What you should do – Reproduce the full listing below unchanged, apart from the pictures.

-- START OF Data to process --

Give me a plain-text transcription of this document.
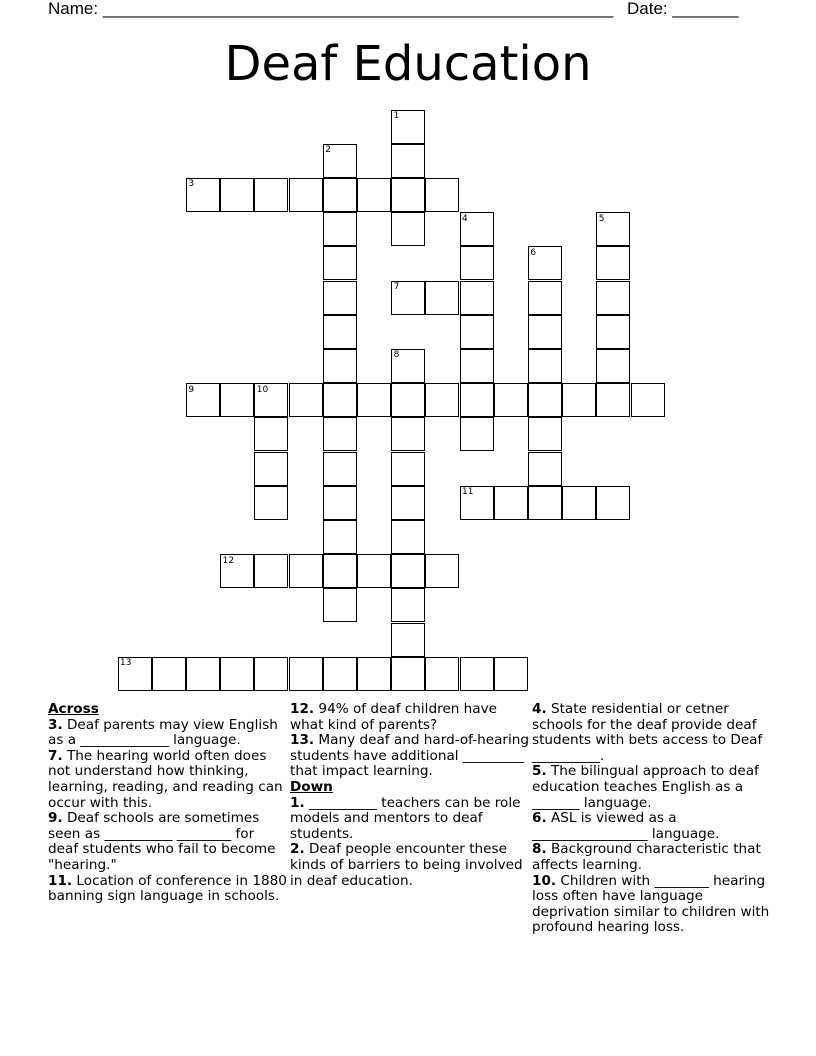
Name: ______________________________________________________ Date: _______
Deaf Education
1
2
3
4	5
6
7
8
9	10
11
12
13
Across
3. Deaf parents may view English as a _____________ language.
7. The hearing world often does not understand how thinking, learning, reading, and reading can occur with this.
9. Deaf schools are sometimes seen as __________ ________ for deaf students who fail to become "hearing."
11. Location of conference in 1880 banning sign language in schools.
12. 94% of deaf children have what kind of parents?
13. Many deaf and hard-of-hearing students have additional _________ that impact learning.
Down
1. __________ teachers can be role models and mentors to deaf students.
2. Deaf people encounter these kinds of barriers to being involved in deaf education.
4. State residential or cetner schools for the deaf provide deaf students with bets access to Deaf __________.
5. The bilingual approach to deaf education teaches English as a _______ language.
6. ASL is viewed as a _________________ language.
8. Background characteristic that affects learning.
10. Children with ________ hearing loss often have language deprivation similar to children with profound hearing loss.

-- END OF Data to process --

Exercise response –
Give me a plain-text transcription of this document.
Name: ______________________________________________________ Date: _______
Deaf Education
1
2
3
4	5
6
7
8
9	10
11
12
13
Across
3. Deaf parents may view English as a _____________ language.
7. The hearing world often does not understand how thinking, learning, reading, and reading can occur with this.
9. Deaf schools are sometimes seen as __________ ________ for deaf students who fail to become "hearing."
11. Location of conference in 1880 banning sign language in schools.
12. 94% of deaf children have what kind of parents?
13. Many deaf and hard-of-hearing students have additional _________ that impact learning.
Down
1. __________ teachers can be role models and mentors to deaf students.
2. Deaf people encounter these kinds of barriers to being involved in deaf education.
4. State residential or cetner schools for the deaf provide deaf students with bets access to Deaf __________.
5. The bilingual approach to deaf education teaches English as a _______ language.
6. ASL is viewed as a _________________ language.
8. Background characteristic that affects learning.
10. Children with ________ hearing loss often have language deprivation similar to children with profound hearing loss.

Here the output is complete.